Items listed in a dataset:
::::

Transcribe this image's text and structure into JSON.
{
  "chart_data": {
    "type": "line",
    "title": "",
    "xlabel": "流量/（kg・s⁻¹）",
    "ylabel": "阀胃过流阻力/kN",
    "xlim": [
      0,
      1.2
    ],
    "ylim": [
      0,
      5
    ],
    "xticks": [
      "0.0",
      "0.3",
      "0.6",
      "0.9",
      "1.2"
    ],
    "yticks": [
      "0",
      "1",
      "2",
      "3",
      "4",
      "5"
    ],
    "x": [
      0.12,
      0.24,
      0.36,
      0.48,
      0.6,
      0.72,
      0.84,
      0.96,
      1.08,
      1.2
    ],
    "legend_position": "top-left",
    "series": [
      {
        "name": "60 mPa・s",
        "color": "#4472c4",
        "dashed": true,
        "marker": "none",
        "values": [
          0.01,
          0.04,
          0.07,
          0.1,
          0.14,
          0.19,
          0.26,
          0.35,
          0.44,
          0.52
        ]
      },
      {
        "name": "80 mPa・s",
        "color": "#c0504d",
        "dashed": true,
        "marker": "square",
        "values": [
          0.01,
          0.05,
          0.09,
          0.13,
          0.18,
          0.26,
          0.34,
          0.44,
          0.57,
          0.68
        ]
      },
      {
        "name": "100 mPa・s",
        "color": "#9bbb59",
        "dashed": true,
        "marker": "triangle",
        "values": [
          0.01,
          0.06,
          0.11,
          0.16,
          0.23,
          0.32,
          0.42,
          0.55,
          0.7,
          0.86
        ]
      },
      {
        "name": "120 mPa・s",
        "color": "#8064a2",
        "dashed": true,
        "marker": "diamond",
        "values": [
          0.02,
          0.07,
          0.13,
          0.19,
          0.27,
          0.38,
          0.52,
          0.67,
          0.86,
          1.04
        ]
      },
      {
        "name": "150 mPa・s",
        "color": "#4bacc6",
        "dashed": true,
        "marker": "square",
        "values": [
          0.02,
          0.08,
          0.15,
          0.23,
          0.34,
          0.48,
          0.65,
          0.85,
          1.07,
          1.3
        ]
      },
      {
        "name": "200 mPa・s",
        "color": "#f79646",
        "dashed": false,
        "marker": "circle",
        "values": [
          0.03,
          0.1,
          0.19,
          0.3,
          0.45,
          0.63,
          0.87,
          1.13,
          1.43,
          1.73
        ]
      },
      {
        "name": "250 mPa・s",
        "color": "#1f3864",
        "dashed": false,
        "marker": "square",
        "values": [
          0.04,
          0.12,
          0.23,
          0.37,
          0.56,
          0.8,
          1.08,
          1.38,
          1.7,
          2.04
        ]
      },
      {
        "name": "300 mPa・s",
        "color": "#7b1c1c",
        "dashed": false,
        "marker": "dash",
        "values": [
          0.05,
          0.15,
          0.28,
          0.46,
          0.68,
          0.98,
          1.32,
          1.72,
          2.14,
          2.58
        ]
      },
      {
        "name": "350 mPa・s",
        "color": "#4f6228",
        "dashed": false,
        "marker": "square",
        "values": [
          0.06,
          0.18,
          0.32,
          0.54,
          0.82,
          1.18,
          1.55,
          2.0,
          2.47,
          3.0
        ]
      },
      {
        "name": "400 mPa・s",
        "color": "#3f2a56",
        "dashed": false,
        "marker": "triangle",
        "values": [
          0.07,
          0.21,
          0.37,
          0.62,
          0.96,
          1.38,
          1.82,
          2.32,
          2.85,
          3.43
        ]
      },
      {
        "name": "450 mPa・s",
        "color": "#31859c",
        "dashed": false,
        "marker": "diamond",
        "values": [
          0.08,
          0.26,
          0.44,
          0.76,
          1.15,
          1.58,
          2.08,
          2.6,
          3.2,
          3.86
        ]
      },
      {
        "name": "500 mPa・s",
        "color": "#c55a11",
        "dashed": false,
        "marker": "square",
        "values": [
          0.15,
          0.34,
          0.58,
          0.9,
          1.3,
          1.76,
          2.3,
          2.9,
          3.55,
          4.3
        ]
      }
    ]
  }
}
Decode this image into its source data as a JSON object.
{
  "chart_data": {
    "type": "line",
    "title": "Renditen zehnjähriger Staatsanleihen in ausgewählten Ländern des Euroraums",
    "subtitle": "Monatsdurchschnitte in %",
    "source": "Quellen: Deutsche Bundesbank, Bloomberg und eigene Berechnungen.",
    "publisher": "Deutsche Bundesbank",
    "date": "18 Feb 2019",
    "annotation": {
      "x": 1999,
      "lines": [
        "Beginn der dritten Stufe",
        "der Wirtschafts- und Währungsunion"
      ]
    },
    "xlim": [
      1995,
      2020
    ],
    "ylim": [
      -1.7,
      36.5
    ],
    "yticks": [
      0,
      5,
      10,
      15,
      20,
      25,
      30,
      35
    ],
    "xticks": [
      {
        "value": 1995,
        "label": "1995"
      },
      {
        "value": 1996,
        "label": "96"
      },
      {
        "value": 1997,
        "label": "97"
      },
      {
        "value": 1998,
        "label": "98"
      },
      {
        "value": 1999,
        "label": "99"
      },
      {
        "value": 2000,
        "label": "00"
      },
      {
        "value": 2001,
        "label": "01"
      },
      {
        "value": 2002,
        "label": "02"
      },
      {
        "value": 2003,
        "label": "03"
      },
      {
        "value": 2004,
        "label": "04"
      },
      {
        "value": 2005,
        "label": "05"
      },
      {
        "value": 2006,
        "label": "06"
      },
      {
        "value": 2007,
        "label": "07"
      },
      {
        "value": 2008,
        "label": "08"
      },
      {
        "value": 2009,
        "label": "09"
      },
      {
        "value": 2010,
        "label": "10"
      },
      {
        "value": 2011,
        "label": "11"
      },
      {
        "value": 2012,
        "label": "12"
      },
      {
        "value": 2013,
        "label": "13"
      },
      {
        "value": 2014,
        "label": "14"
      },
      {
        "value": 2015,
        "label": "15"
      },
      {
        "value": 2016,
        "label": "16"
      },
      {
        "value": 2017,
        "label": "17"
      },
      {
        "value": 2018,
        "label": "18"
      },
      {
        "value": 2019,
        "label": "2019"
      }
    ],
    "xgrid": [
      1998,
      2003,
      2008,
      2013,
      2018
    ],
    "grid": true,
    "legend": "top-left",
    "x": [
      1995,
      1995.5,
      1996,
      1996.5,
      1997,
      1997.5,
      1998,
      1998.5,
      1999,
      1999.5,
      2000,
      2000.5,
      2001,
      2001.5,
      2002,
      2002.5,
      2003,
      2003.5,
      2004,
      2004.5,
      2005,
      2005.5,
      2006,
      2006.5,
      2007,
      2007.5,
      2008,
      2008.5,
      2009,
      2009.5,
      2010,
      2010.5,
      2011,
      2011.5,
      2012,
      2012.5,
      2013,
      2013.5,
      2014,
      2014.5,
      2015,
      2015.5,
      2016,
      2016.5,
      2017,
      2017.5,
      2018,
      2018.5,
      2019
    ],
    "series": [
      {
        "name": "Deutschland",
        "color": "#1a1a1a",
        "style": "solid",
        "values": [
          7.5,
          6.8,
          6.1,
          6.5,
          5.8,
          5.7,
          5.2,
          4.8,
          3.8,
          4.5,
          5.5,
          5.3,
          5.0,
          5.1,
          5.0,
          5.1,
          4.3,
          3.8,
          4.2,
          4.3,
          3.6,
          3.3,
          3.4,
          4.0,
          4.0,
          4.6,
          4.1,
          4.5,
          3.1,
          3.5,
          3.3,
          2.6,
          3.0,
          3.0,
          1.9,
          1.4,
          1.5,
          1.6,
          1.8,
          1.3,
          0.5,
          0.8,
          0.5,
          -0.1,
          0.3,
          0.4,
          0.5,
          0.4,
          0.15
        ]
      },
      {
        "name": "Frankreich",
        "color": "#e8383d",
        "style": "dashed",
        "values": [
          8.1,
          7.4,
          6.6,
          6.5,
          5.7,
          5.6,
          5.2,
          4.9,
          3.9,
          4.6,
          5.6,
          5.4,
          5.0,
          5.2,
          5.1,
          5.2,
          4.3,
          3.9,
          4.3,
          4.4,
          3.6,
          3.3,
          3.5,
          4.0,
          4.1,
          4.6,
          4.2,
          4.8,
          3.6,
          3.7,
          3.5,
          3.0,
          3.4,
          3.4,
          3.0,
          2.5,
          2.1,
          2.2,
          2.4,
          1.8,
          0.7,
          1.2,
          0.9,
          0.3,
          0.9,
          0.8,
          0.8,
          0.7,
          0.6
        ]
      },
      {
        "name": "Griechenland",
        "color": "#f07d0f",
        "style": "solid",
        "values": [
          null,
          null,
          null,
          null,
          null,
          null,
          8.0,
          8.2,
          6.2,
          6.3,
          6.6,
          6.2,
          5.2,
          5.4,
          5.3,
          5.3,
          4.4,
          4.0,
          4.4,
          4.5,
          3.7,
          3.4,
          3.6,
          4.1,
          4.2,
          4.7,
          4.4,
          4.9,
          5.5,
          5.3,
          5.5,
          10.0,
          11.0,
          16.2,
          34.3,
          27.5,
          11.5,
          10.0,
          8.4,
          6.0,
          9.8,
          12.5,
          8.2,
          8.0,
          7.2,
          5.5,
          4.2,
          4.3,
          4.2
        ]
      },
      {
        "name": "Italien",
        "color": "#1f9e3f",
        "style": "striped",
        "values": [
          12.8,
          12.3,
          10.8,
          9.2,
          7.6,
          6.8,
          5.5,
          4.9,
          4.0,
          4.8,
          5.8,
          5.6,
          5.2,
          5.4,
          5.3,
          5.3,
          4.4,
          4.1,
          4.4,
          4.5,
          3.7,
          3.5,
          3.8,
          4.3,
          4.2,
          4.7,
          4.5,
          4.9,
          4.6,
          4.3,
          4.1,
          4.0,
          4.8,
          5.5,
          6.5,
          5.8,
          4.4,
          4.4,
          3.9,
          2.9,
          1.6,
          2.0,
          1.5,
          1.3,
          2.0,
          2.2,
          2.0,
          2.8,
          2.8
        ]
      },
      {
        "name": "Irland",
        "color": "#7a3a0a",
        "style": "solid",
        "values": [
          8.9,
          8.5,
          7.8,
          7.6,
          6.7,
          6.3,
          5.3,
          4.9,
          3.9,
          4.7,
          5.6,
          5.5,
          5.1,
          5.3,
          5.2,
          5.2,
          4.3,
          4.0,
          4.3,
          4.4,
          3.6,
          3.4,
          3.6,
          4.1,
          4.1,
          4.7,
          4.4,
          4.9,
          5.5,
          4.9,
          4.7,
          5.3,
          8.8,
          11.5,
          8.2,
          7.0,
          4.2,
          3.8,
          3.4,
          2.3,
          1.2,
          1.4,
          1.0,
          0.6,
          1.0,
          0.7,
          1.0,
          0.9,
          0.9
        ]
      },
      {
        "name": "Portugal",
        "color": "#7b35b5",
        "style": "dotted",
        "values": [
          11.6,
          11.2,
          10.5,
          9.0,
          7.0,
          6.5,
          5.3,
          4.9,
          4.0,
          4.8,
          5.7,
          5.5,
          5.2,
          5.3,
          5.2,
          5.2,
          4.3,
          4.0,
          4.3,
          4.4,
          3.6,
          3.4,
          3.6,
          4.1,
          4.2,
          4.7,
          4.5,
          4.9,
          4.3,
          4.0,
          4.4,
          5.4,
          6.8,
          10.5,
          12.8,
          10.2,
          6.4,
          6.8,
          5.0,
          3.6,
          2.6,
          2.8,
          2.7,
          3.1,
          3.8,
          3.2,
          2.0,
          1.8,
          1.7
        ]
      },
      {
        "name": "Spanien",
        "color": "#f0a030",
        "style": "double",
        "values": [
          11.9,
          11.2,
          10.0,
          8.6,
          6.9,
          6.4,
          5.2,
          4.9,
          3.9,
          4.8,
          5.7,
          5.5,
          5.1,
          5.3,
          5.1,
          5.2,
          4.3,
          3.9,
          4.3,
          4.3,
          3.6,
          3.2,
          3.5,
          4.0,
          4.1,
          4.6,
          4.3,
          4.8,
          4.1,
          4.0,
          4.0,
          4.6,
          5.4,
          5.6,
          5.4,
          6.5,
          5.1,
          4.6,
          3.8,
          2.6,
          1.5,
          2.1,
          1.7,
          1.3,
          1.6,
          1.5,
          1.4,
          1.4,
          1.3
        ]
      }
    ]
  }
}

::::

● OBJECTIVE
Working from the material above, state how many lines contain "Deutsche"; give only the number.

● RESULT OF THIS TASK
2